**DIRECTIONS**
Return all lines with the word "лицензию" in them.

[Dataset records]
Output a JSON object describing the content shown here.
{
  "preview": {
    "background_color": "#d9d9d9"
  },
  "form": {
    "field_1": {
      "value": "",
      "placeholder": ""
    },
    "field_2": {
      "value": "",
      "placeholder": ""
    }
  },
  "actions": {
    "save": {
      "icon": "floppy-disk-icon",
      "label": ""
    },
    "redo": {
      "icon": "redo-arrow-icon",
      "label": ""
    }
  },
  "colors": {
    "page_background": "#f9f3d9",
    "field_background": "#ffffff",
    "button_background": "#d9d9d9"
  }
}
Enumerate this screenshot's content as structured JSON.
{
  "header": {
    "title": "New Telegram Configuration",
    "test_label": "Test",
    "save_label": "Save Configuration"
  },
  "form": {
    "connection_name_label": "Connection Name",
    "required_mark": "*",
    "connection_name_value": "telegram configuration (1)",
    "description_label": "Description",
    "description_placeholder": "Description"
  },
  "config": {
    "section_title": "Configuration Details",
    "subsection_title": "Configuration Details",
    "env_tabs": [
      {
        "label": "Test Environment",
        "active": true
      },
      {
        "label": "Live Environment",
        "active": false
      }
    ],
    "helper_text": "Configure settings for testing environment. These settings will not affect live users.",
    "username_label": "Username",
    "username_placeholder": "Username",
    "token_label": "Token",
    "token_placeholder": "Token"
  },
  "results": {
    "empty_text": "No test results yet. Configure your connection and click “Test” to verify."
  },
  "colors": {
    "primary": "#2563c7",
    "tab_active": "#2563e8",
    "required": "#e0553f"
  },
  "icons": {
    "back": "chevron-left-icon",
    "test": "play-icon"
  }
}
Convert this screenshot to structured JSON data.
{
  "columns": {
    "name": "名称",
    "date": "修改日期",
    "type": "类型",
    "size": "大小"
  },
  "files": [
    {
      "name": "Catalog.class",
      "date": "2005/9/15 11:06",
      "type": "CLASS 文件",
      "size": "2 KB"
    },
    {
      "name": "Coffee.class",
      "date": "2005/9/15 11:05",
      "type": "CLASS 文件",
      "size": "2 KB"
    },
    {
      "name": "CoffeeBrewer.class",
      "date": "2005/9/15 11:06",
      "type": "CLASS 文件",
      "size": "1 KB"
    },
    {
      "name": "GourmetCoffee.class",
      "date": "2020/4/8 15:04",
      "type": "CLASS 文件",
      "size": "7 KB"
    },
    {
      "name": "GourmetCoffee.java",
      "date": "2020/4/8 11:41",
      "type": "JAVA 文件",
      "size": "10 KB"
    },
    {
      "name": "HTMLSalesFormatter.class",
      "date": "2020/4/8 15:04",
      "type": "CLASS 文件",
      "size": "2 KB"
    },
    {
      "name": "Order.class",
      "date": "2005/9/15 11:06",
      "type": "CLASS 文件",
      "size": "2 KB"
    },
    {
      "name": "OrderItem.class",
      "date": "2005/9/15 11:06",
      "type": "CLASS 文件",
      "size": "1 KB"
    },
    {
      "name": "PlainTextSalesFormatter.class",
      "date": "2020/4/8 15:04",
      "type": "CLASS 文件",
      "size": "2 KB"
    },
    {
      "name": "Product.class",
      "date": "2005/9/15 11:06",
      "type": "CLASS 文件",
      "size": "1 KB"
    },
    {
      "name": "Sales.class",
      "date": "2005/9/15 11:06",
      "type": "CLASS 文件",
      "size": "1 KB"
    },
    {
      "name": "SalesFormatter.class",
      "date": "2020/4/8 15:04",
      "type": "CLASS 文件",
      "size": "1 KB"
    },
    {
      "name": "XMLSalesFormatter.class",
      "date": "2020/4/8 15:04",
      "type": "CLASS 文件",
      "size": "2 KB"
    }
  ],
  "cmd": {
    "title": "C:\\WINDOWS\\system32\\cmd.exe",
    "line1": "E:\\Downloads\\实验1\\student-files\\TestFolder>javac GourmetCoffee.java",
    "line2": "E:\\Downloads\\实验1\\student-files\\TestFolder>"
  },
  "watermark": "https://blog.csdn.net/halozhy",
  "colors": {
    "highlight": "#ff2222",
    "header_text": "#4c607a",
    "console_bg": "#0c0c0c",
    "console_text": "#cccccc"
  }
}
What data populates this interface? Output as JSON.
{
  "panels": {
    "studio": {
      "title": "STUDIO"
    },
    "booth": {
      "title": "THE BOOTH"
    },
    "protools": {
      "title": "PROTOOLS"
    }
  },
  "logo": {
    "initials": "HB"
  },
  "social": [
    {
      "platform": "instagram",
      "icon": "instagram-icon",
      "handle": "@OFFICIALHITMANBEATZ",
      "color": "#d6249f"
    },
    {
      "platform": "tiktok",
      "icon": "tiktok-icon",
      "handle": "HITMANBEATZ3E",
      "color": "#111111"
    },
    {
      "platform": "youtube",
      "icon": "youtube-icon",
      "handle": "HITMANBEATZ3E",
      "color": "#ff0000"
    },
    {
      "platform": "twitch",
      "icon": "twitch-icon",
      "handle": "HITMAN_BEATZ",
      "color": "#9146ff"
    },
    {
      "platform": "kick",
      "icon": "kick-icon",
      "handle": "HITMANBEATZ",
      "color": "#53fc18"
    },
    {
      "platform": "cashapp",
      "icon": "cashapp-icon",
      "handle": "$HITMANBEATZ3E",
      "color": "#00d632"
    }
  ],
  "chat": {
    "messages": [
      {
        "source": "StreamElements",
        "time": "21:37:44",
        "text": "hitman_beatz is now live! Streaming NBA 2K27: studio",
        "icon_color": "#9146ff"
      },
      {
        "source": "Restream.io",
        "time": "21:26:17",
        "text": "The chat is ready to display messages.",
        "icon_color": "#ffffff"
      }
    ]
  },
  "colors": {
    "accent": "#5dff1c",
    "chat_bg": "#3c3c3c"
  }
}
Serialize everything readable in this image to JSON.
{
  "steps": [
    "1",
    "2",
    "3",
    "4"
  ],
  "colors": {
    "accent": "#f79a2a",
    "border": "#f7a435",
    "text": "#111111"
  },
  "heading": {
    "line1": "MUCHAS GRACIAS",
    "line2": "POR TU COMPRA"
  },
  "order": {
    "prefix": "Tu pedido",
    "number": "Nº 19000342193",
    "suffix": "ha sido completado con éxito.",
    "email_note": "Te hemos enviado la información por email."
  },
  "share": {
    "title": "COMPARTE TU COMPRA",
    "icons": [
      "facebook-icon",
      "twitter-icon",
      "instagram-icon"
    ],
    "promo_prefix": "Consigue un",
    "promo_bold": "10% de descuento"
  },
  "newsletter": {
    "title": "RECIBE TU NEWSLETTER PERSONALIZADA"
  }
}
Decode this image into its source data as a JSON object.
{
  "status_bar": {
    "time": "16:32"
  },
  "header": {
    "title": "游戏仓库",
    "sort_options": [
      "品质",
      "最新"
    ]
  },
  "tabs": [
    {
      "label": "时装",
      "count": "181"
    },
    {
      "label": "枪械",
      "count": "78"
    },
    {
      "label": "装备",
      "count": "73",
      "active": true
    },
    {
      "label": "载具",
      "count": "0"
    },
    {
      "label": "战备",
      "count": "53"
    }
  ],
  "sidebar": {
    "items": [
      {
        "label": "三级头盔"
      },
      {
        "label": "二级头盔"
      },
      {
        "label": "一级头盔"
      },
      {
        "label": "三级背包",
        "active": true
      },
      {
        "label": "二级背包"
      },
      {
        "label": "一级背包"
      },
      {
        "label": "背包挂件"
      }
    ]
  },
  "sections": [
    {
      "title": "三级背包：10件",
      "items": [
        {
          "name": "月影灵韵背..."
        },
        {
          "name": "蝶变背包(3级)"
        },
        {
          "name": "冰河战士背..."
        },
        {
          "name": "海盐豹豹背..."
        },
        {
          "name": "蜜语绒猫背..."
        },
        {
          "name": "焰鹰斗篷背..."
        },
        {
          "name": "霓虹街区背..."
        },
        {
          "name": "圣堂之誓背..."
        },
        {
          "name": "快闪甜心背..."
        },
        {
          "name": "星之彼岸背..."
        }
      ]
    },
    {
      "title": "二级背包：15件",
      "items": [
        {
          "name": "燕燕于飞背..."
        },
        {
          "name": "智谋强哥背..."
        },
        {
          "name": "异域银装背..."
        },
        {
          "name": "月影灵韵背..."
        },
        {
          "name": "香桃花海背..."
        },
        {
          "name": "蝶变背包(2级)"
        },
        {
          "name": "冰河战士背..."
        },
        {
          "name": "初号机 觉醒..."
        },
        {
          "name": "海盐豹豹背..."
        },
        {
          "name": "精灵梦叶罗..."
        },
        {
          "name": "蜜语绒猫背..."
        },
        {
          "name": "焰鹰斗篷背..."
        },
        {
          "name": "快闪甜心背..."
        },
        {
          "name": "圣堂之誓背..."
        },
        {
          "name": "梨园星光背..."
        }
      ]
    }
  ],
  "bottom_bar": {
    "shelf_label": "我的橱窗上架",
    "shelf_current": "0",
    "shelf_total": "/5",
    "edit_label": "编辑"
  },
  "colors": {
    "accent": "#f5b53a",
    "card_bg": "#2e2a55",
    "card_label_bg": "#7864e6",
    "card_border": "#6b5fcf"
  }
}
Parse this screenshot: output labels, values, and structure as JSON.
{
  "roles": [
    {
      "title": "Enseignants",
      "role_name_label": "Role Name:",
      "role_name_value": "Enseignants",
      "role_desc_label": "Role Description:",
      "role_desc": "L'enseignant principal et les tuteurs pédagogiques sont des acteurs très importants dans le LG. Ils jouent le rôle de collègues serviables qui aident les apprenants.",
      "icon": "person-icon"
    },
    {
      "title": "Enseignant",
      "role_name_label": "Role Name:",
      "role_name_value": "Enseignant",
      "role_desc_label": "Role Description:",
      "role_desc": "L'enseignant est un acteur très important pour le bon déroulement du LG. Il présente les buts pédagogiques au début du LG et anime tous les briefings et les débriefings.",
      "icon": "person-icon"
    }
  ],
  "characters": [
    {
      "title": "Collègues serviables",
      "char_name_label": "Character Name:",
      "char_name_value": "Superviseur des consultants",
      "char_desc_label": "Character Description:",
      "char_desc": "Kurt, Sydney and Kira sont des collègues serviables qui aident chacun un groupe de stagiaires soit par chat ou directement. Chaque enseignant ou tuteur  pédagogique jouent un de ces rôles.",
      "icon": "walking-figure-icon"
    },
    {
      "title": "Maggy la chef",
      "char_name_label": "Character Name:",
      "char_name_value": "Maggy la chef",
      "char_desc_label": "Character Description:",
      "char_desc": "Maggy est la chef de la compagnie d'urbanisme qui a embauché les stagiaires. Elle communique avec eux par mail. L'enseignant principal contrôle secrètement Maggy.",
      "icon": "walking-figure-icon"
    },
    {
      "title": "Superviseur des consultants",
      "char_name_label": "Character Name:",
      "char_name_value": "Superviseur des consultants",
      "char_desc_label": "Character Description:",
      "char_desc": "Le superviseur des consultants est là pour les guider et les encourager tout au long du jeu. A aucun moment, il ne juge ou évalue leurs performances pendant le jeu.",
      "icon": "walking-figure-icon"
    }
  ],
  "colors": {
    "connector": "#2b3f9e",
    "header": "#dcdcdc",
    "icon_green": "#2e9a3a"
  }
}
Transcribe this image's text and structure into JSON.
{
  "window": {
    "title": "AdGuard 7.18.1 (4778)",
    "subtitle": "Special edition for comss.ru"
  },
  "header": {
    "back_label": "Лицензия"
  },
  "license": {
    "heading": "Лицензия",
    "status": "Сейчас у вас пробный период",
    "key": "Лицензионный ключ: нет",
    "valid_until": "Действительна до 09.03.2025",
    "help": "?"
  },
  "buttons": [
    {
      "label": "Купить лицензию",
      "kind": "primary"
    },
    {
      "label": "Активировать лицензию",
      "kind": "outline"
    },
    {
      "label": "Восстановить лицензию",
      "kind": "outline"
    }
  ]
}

**RESPONSE FOR THIS EXERCISE**
      "label": "Купить лицензию",
      "label": "Активировать лицензию",
      "label": "Восстановить лицензию",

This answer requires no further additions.